◆ **GIVEN PROBLEM**
Retype every entry word for word.

(Dataset entries)
+ + + +
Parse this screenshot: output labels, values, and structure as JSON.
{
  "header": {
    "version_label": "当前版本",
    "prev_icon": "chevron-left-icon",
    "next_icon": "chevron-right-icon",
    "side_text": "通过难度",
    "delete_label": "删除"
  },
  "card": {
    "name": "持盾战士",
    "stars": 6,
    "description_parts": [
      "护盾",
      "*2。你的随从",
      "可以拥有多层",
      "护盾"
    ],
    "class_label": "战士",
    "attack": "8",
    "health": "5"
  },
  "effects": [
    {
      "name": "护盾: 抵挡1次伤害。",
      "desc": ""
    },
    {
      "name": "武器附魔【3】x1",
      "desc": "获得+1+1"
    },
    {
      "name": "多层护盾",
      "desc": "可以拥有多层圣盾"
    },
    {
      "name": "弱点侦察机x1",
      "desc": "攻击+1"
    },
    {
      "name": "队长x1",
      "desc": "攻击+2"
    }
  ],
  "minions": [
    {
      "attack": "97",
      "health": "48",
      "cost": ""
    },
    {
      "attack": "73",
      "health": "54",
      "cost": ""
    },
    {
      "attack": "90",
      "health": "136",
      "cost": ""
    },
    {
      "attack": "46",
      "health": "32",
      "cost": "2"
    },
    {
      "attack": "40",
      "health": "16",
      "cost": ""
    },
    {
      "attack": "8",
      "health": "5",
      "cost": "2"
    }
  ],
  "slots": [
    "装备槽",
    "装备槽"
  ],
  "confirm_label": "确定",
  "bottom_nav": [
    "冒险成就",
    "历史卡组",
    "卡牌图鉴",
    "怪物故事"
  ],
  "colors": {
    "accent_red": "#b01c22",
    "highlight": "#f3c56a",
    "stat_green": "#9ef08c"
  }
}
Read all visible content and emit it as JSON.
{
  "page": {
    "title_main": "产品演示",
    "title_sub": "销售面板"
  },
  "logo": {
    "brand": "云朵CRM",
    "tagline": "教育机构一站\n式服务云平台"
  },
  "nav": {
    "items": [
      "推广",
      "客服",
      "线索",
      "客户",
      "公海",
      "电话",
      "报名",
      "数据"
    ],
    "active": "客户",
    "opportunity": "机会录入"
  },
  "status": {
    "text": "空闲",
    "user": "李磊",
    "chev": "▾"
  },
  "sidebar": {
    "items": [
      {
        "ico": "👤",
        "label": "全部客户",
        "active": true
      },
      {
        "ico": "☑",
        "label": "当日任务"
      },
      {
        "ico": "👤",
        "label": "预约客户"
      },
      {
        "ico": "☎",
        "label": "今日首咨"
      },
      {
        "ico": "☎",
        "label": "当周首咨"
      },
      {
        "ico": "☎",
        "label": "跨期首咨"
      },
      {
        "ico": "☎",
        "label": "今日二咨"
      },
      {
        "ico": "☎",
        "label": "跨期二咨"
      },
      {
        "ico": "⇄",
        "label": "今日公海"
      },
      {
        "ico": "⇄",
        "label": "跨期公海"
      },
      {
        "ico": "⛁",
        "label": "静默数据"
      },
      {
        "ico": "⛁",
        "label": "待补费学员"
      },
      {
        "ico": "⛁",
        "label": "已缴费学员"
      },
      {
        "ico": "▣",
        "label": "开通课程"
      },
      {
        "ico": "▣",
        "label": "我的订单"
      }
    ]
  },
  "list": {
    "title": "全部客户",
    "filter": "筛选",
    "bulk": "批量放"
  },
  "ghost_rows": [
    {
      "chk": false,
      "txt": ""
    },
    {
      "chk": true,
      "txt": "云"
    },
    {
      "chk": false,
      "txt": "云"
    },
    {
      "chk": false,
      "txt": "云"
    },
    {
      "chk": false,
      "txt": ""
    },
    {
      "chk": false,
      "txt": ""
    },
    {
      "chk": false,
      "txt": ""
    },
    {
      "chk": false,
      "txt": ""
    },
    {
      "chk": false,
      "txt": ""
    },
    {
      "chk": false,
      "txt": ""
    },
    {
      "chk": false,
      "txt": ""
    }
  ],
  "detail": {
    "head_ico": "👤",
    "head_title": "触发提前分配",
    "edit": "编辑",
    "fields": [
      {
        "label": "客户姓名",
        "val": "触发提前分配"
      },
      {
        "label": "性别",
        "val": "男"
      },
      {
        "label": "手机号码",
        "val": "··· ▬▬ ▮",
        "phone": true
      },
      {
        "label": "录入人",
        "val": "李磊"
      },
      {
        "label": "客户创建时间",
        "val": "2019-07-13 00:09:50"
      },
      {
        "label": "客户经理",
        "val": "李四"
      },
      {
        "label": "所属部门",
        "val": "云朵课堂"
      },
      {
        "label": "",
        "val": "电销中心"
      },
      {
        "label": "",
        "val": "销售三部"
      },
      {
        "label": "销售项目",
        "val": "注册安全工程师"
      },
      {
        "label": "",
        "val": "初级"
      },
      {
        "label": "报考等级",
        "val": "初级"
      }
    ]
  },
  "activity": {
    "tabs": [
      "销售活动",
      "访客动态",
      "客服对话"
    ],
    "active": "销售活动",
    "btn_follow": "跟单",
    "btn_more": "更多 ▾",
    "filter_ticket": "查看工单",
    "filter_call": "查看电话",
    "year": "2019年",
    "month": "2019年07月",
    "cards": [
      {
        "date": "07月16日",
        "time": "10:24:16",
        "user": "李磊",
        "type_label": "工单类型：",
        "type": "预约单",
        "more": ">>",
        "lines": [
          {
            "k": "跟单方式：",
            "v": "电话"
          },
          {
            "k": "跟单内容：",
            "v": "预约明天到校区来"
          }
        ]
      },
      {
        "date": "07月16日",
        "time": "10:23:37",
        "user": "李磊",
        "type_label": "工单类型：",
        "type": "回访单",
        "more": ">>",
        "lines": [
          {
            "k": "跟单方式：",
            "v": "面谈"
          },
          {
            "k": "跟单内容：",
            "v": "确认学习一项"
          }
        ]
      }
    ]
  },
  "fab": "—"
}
+ + + +
◆ **EXERCISE RESULT**
Parse this screenshot: output labels, values, and structure as JSON.
{
  "header": {
    "version_label": "当前版本",
    "prev_icon": "chevron-left-icon",
    "next_icon": "chevron-right-icon",
    "side_text": "通过难度",
    "delete_label": "删除"
  },
  "card": {
    "name": "持盾战士",
    "stars": 6,
    "description_parts": [
      "护盾",
      "*2。你的随从",
      "可以拥有多层",
      "护盾"
    ],
    "class_label": "战士",
    "attack": "8",
    "health": "5"
  },
  "effects": [
    {
      "name": "护盾: 抵挡1次伤害。",
      "desc": ""
    },
    {
      "name": "武器附魔【3】x1",
      "desc": "获得+1+1"
    },
    {
      "name": "多层护盾",
      "desc": "可以拥有多层圣盾"
    },
    {
      "name": "弱点侦察机x1",
      "desc": "攻击+1"
    },
    {
      "name": "队长x1",
      "desc": "攻击+2"
    }
  ],
  "minions": [
    {
      "attack": "97",
      "health": "48",
      "cost": ""
    },
    {
      "attack": "73",
      "health": "54",
      "cost": ""
    },
    {
      "attack": "90",
      "health": "136",
      "cost": ""
    },
    {
      "attack": "46",
      "health": "32",
      "cost": "2"
    },
    {
      "attack": "40",
      "health": "16",
      "cost": ""
    },
    {
      "attack": "8",
      "health": "5",
      "cost": "2"
    }
  ],
  "slots": [
    "装备槽",
    "装备槽"
  ],
  "confirm_label": "确定",
  "bottom_nav": [
    "冒险成就",
    "历史卡组",
    "卡牌图鉴",
    "怪物故事"
  ],
  "colors": {
    "accent_red": "#b01c22",
    "highlight": "#f3c56a",
    "stat_green": "#9ef08c"
  }
}
Read all visible content and emit it as JSON.
{
  "page": {
    "title_main": "产品演示",
    "title_sub": "销售面板"
  },
  "logo": {
    "brand": "云朵CRM",
    "tagline": "教育机构一站\n式服务云平台"
  },
  "nav": {
    "items": [
      "推广",
      "客服",
      "线索",
      "客户",
      "公海",
      "电话",
      "报名",
      "数据"
    ],
    "active": "客户",
    "opportunity": "机会录入"
  },
  "status": {
    "text": "空闲",
    "user": "李磊",
    "chev": "▾"
  },
  "sidebar": {
    "items": [
      {
        "ico": "👤",
        "label": "全部客户",
        "active": true
      },
      {
        "ico": "☑",
        "label": "当日任务"
      },
      {
        "ico": "👤",
        "label": "预约客户"
      },
      {
        "ico": "☎",
        "label": "今日首咨"
      },
      {
        "ico": "☎",
        "label": "当周首咨"
      },
      {
        "ico": "☎",
        "label": "跨期首咨"
      },
      {
        "ico": "☎",
        "label": "今日二咨"
      },
      {
        "ico": "☎",
        "label": "跨期二咨"
      },
      {
        "ico": "⇄",
        "label": "今日公海"
      },
      {
        "ico": "⇄",
        "label": "跨期公海"
      },
      {
        "ico": "⛁",
        "label": "静默数据"
      },
      {
        "ico": "⛁",
        "label": "待补费学员"
      },
      {
        "ico": "⛁",
        "label": "已缴费学员"
      },
      {
        "ico": "▣",
        "label": "开通课程"
      },
      {
        "ico": "▣",
        "label": "我的订单"
      }
    ]
  },
  "list": {
    "title": "全部客户",
    "filter": "筛选",
    "bulk": "批量放"
  },
  "ghost_rows": [
    {
      "chk": false,
      "txt": ""
    },
    {
      "chk": true,
      "txt": "云"
    },
    {
      "chk": false,
      "txt": "云"
    },
    {
      "chk": false,
      "txt": "云"
    },
    {
      "chk": false,
      "txt": ""
    },
    {
      "chk": false,
      "txt": ""
    },
    {
      "chk": false,
      "txt": ""
    },
    {
      "chk": false,
      "txt": ""
    },
    {
      "chk": false,
      "txt": ""
    },
    {
      "chk": false,
      "txt": ""
    },
    {
      "chk": false,
      "txt": ""
    }
  ],
  "detail": {
    "head_ico": "👤",
    "head_title": "触发提前分配",
    "edit": "编辑",
    "fields": [
      {
        "label": "客户姓名",
        "val": "触发提前分配"
      },
      {
        "label": "性别",
        "val": "男"
      },
      {
        "label": "手机号码",
        "val": "··· ▬▬ ▮",
        "phone": true
      },
      {
        "label": "录入人",
        "val": "李磊"
      },
      {
        "label": "客户创建时间",
        "val": "2019-07-13 00:09:50"
      },
      {
        "label": "客户经理",
        "val": "李四"
      },
      {
        "label": "所属部门",
        "val": "云朵课堂"
      },
      {
        "label": "",
        "val": "电销中心"
      },
      {
        "label": "",
        "val": "销售三部"
      },
      {
        "label": "销售项目",
        "val": "注册安全工程师"
      },
      {
        "label": "",
        "val": "初级"
      },
      {
        "label": "报考等级",
        "val": "初级"
      }
    ]
  },
  "activity": {
    "tabs": [
      "销售活动",
      "访客动态",
      "客服对话"
    ],
    "active": "销售活动",
    "btn_follow": "跟单",
    "btn_more": "更多 ▾",
    "filter_ticket": "查看工单",
    "filter_call": "查看电话",
    "year": "2019年",
    "month": "2019年07月",
    "cards": [
      {
        "date": "07月16日",
        "time": "10:24:16",
        "user": "李磊",
        "type_label": "工单类型：",
        "type": "预约单",
        "more": ">>",
        "lines": [
          {
            "k": "跟单方式：",
            "v": "电话"
          },
          {
            "k": "跟单内容：",
            "v": "预约明天到校区来"
          }
        ]
      },
      {
        "date": "07月16日",
        "time": "10:23:37",
        "user": "李磊",
        "type_label": "工单类型：",
        "type": "回访单",
        "more": ">>",
        "lines": [
          {
            "k": "跟单方式：",
            "v": "面谈"
          },
          {
            "k": "跟单内容：",
            "v": "确认学习一项"
          }
        ]
      }
    ]
  },
  "fab": "—"
}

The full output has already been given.